# Records for the task start
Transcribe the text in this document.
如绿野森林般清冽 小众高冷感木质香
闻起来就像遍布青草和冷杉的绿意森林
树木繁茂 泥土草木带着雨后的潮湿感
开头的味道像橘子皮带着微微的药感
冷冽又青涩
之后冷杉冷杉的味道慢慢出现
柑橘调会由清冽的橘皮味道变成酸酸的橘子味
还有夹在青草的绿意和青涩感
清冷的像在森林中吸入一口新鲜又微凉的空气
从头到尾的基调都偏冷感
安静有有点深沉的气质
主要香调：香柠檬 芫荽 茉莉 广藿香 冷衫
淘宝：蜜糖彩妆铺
# Records for the task end
What you need to do → Send back each record exactly as it stands.

Exercise answer →
Transcribe the text in this document.
如绿野森林般清冽 小众高冷感木质香
闻起来就像遍布青草和冷杉的绿意森林
树木繁茂 泥土草木带着雨后的潮湿感
开头的味道像橘子皮带着微微的药感
冷冽又青涩
之后冷杉冷杉的味道慢慢出现
柑橘调会由清冽的橘皮味道变成酸酸的橘子味
还有夹在青草的绿意和青涩感
清冷的像在森林中吸入一口新鲜又微凉的空气
从头到尾的基调都偏冷感
安静有有点深沉的气质
主要香调：香柠檬 芫荽 茉莉 广藿香 冷衫
淘宝：蜜糖彩妆铺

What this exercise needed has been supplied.